[Saved entries]
[start]
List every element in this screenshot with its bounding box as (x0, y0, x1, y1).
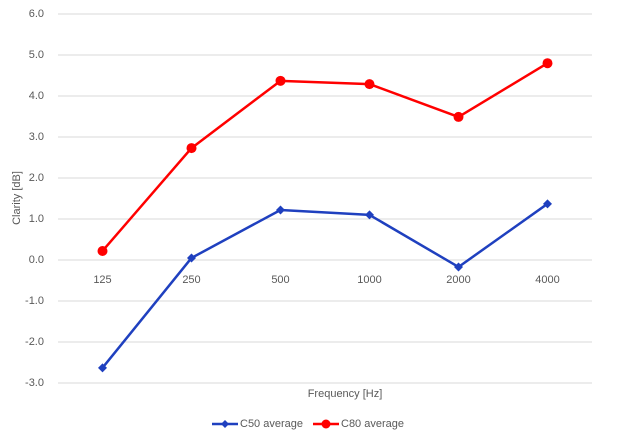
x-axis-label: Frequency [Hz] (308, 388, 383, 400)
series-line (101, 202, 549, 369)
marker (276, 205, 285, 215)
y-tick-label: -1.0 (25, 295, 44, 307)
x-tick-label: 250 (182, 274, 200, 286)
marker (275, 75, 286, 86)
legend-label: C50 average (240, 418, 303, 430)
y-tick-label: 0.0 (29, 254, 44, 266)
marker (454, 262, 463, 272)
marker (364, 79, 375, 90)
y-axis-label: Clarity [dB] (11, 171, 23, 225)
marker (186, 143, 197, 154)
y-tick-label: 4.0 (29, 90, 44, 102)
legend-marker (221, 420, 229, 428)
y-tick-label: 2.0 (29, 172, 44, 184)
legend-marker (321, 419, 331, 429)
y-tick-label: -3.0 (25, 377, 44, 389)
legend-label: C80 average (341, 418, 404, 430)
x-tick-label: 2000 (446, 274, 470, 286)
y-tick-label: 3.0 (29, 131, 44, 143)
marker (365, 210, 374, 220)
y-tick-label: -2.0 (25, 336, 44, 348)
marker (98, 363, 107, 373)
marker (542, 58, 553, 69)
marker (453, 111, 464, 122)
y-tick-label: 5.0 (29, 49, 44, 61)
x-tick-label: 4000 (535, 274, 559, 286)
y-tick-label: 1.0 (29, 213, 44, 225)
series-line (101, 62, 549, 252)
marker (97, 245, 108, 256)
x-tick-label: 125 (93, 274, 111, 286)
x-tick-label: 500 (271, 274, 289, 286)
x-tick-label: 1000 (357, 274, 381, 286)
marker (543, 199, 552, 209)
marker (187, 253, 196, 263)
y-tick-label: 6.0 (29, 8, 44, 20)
[end]
Reproduce all of the data above, swapping each "average" for "mean" and changing nothing else. Omit the pictures from your answer.

List every element in this screenshot with its bounding box as (x0, y0, x1, y1).
x-axis-label: Frequency [Hz] (308, 388, 383, 400)
series-line (101, 202, 549, 369)
marker (276, 205, 285, 215)
y-tick-label: -1.0 (25, 295, 44, 307)
x-tick-label: 250 (182, 274, 200, 286)
marker (275, 75, 286, 86)
legend-label: C50 mean (240, 418, 303, 430)
y-tick-label: 0.0 (29, 254, 44, 266)
marker (454, 262, 463, 272)
marker (364, 79, 375, 90)
y-axis-label: Clarity [dB] (11, 171, 23, 225)
marker (186, 143, 197, 154)
y-tick-label: 4.0 (29, 90, 44, 102)
legend-marker (221, 420, 229, 428)
y-tick-label: 2.0 (29, 172, 44, 184)
legend-marker (321, 419, 331, 429)
y-tick-label: -3.0 (25, 377, 44, 389)
legend-label: C80 mean (341, 418, 404, 430)
x-tick-label: 2000 (446, 274, 470, 286)
y-tick-label: 3.0 (29, 131, 44, 143)
marker (365, 210, 374, 220)
y-tick-label: -2.0 (25, 336, 44, 348)
marker (98, 363, 107, 373)
marker (542, 58, 553, 69)
marker (453, 111, 464, 122)
y-tick-label: 5.0 (29, 49, 44, 61)
x-tick-label: 4000 (535, 274, 559, 286)
y-tick-label: 1.0 (29, 213, 44, 225)
series-line (101, 62, 549, 252)
marker (97, 245, 108, 256)
x-tick-label: 125 (93, 274, 111, 286)
x-tick-label: 500 (271, 274, 289, 286)
x-tick-label: 1000 (357, 274, 381, 286)
marker (543, 199, 552, 209)
marker (187, 253, 196, 263)
y-tick-label: 6.0 (29, 8, 44, 20)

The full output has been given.